▸ **Working data**:

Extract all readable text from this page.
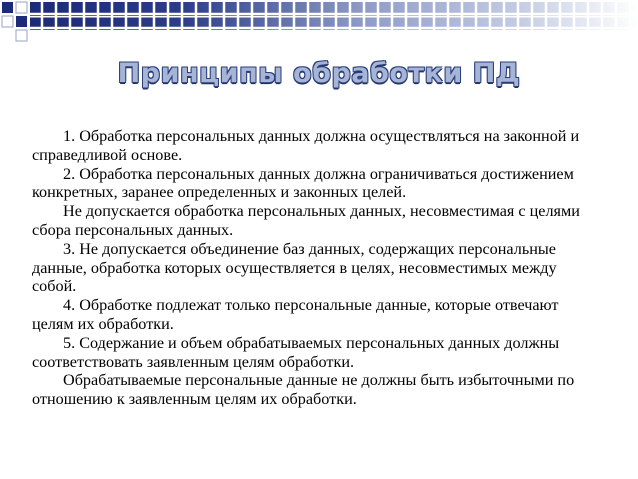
Принципы обработки ПД

1. Обработка персональных данных должна осуществляться на законной и справедливой основе.

2. Обработка персональных данных должна ограничиваться достижением конкретных, заранее определенных и законных целей.

Не допускается обработка персональных данных, несовместимая с целями сбора персональных данных.

3. Не допускается объединение баз данных, содержащих персональные данные, обработка которых осуществляется в целях, несовместимых между собой.

4. Обработке подлежат только персональные данные, которые отвечают целям их обработки.

5. Содержание и объем обрабатываемых персональных данных должны соответствовать заявленным целям обработки.

Обрабатываемые персональные данные не должны быть избыточными по отношению к заявленным целям их обработки.
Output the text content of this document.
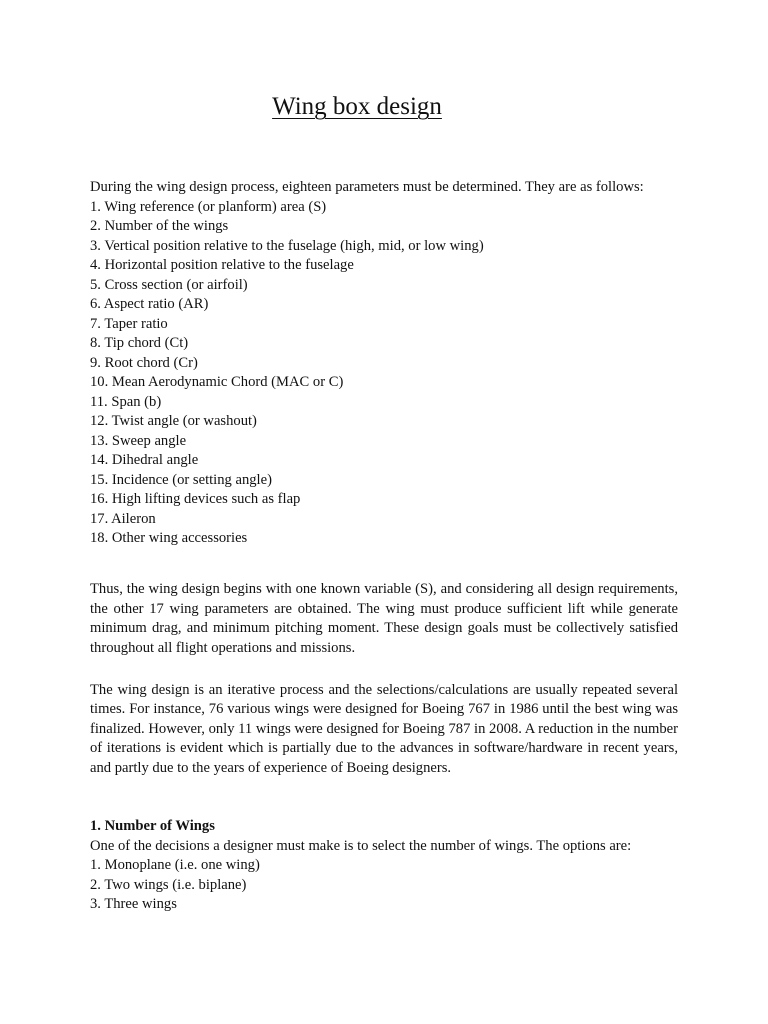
Wing box design

During the wing design process, eighteen parameters must be determined. They are as follows:

1. Wing reference (or planform) area (S)
2. Number of the wings
3. Vertical position relative to the fuselage (high, mid, or low wing)
4. Horizontal position relative to the fuselage
5. Cross section (or airfoil)
6. Aspect ratio (AR)
7. Taper ratio
8. Tip chord (Ct)
9. Root chord (Cr)
10. Mean Aerodynamic Chord (MAC or C)
11. Span (b)
12. Twist angle (or washout)
13. Sweep angle
14. Dihedral angle
15. Incidence (or setting angle)
16. High lifting devices such as flap
17. Aileron
18. Other wing accessories

Thus, the wing design begins with one known variable (S), and considering all design requirements, the other 17 wing parameters are obtained. The wing must produce sufficient lift while generate minimum drag, and minimum pitching moment. These design goals must be collectively satisfied throughout all flight operations and missions.

The wing design is an iterative process and the selections/calculations are usually repeated several times. For instance, 76 various wings were designed for Boeing 767 in 1986 until the best wing was finalized. However, only 11 wings were designed for Boeing 787 in 2008. A reduction in the number of iterations is evident which is partially due to the advances in software/hardware in recent years, and partly due to the years of experience of Boeing designers.

1. Number of Wings

One of the decisions a designer must make is to select the number of wings. The options are:

1. Monoplane (i.e. one wing)
2. Two wings (i.e. biplane)
3. Three wings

▸ **What the task asks**: Copy out the lines that hold "должна".

▸ **Output**:
1. Обработка персональных данных должна осуществляться на законной и справедливой основе.
2. Обработка персональных данных должна ограничиваться достижением конкретных, заранее определенных и законных целей.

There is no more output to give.